» SUPPLIED MATERIAL:
----
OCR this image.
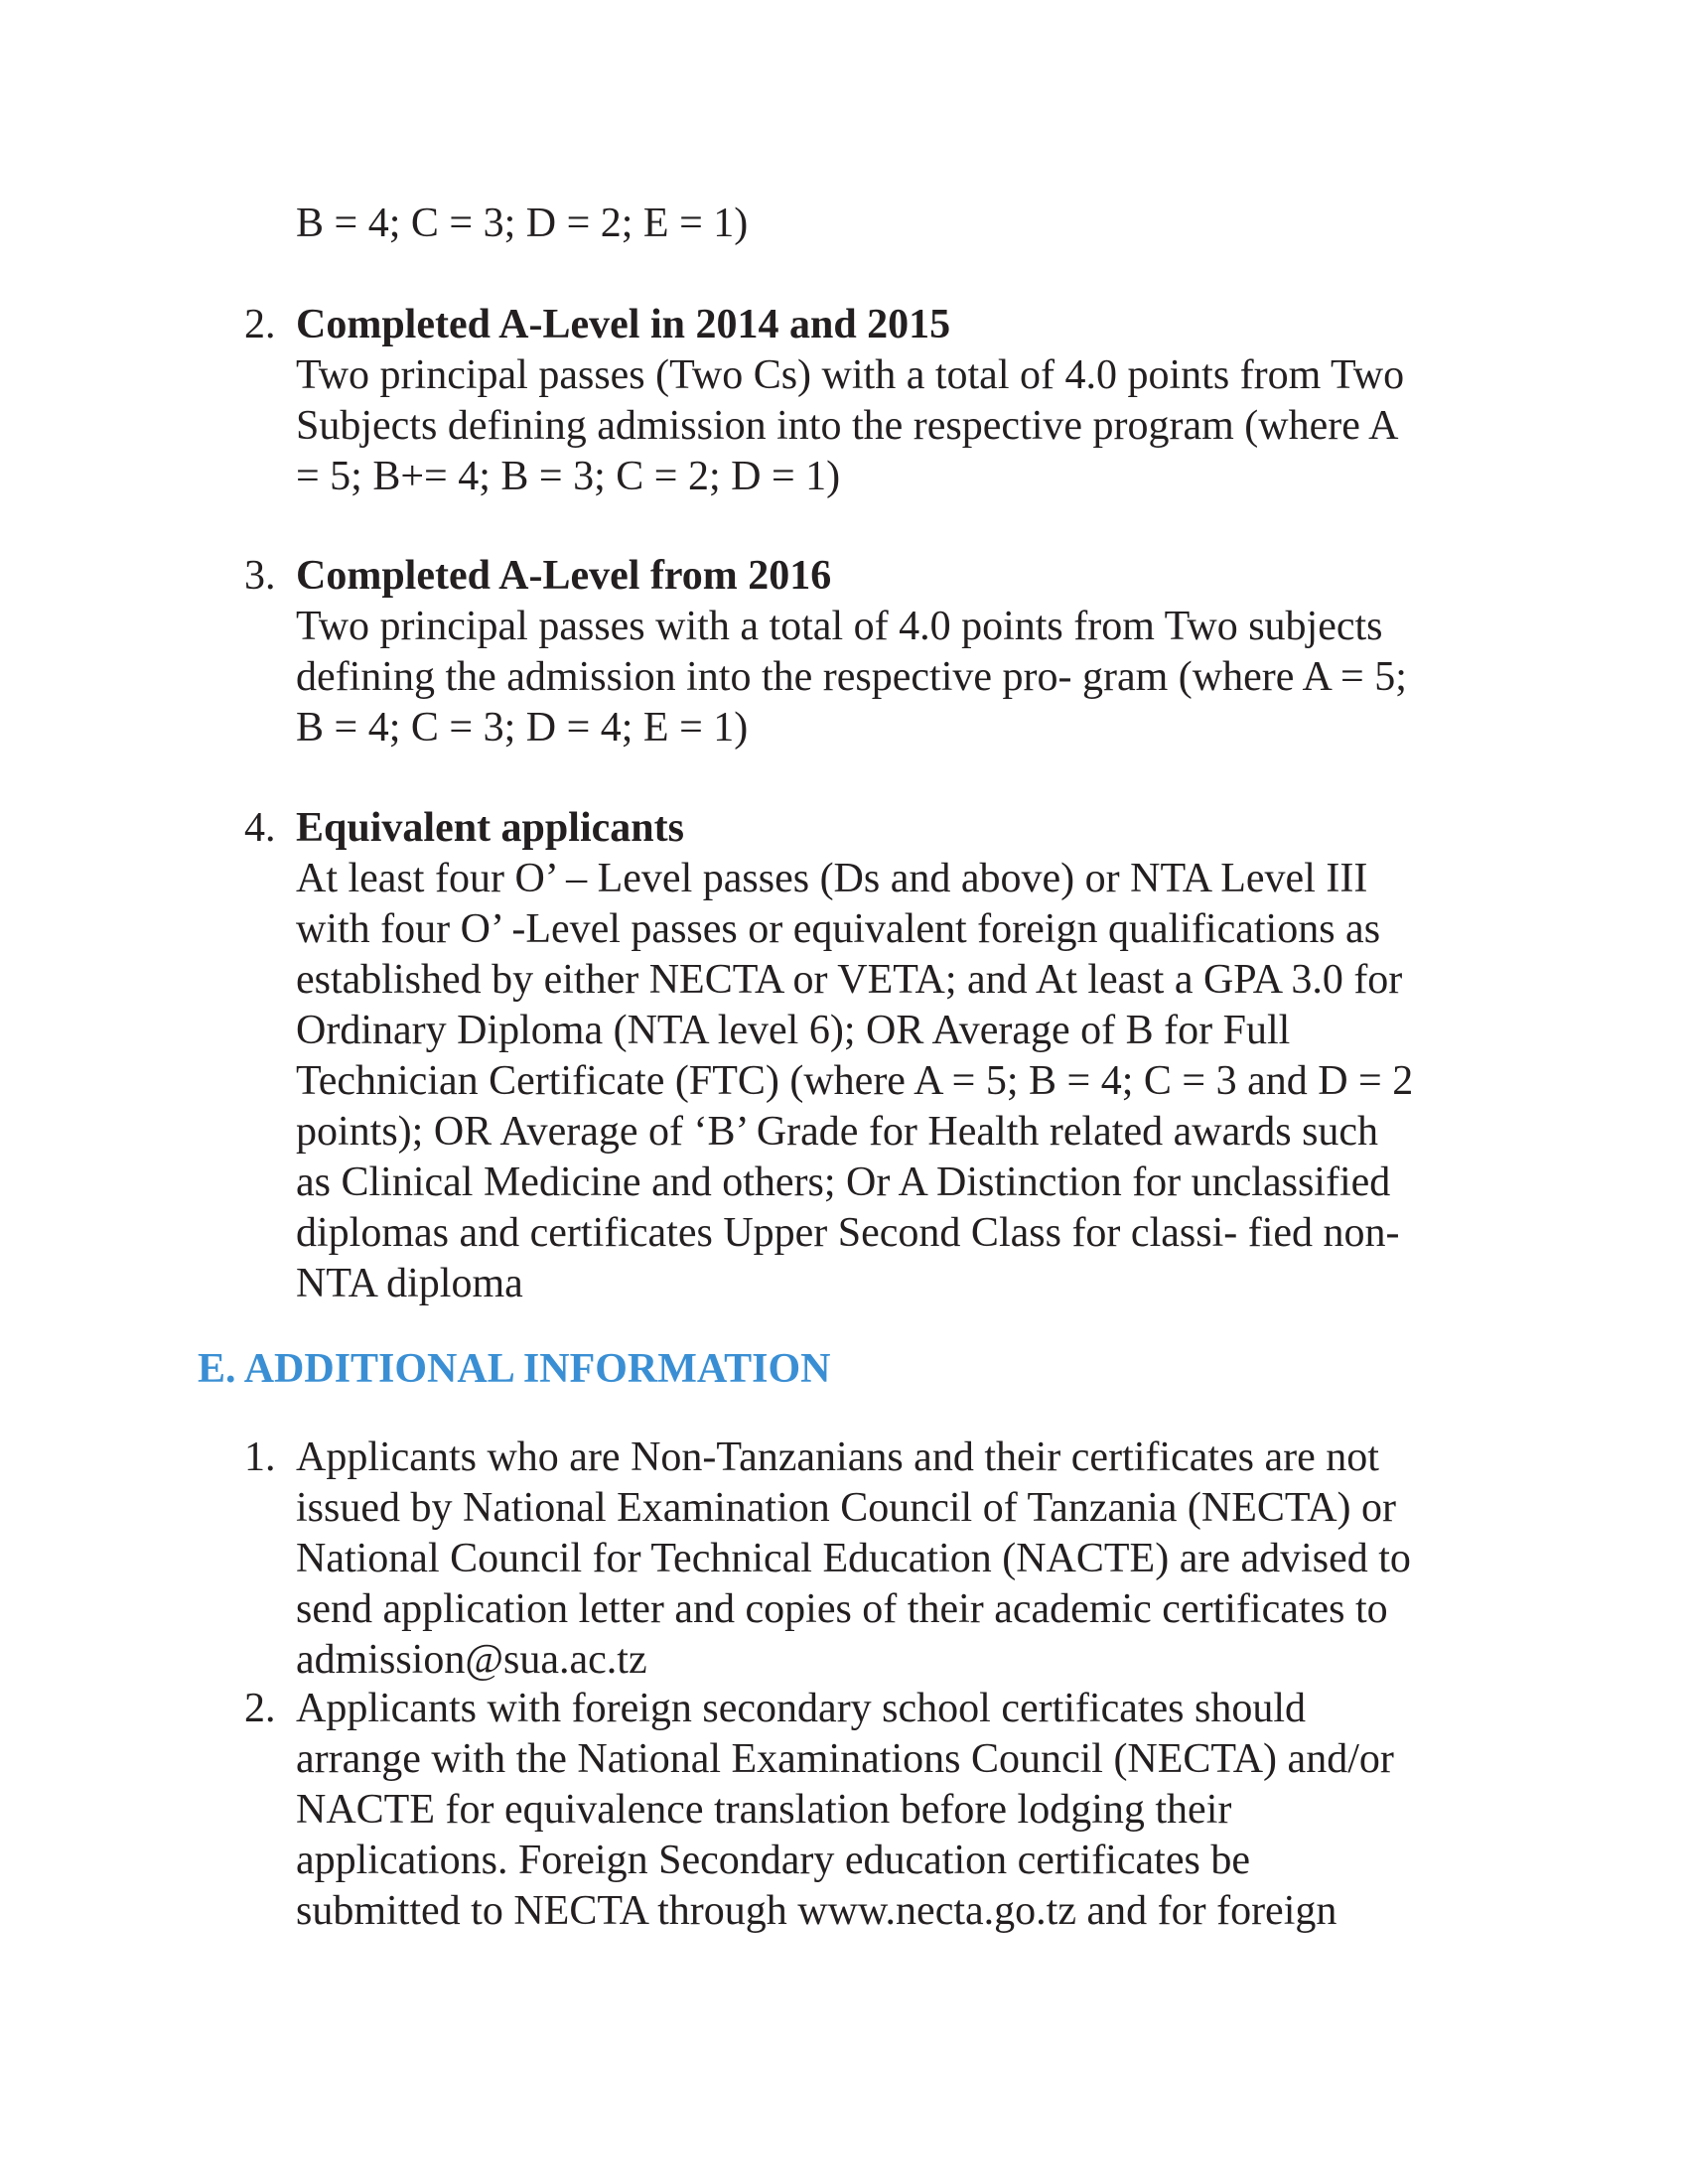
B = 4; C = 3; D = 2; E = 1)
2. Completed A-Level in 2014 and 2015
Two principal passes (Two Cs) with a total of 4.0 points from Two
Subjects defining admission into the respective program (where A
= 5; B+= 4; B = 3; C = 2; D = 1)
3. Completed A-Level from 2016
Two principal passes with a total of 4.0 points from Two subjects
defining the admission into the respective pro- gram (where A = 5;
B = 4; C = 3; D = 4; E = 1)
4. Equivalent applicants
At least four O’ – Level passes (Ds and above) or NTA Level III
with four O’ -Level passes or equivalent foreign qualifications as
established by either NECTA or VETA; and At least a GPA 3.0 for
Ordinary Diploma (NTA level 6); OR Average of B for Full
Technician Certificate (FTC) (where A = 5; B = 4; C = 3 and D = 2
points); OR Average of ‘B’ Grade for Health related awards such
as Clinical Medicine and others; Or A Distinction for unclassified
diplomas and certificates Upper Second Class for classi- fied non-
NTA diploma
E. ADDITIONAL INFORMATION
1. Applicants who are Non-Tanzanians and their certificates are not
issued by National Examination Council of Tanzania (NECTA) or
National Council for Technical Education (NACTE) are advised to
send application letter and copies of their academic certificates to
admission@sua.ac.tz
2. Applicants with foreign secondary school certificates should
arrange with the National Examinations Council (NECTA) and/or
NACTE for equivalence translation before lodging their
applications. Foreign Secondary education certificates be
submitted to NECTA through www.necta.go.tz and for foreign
----
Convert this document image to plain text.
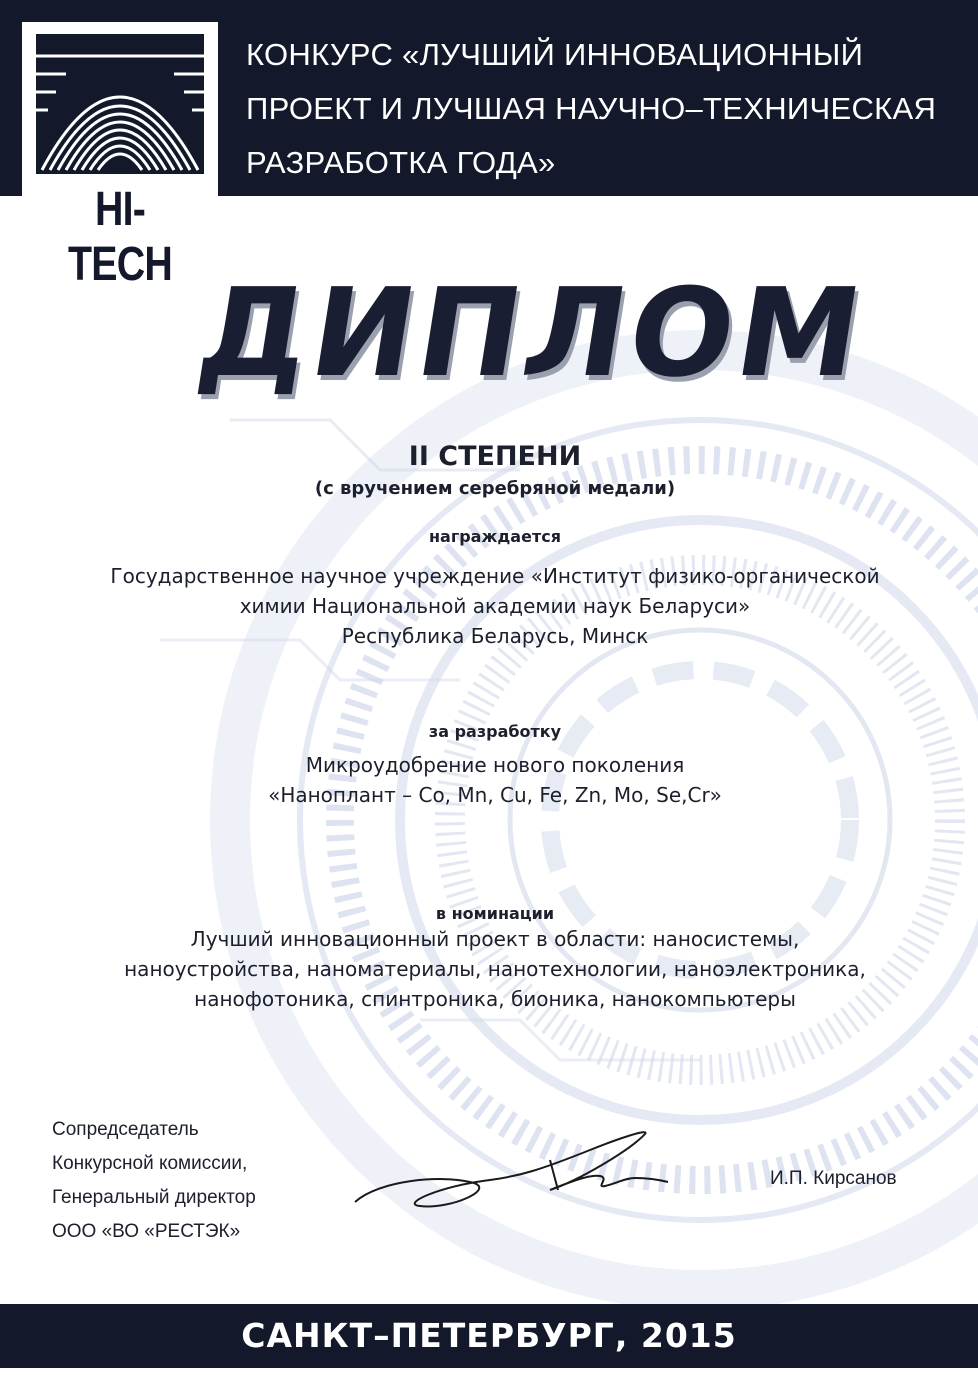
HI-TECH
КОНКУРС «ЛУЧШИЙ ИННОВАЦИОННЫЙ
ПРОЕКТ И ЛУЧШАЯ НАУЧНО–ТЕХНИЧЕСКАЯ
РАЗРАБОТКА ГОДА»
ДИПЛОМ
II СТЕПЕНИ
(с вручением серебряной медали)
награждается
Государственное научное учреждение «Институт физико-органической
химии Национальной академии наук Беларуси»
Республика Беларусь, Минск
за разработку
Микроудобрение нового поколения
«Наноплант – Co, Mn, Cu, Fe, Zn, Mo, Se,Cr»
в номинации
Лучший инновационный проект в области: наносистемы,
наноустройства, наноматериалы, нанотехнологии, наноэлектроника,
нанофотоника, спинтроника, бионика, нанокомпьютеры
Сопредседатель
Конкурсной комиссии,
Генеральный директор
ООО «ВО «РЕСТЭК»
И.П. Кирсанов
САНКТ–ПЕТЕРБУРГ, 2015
----
» DESCRIPTION OF THE TASK: Above are the records. Copy every line in them holding "image".

» RESPONSE:
OCR this image.
Convert this document image to plain text.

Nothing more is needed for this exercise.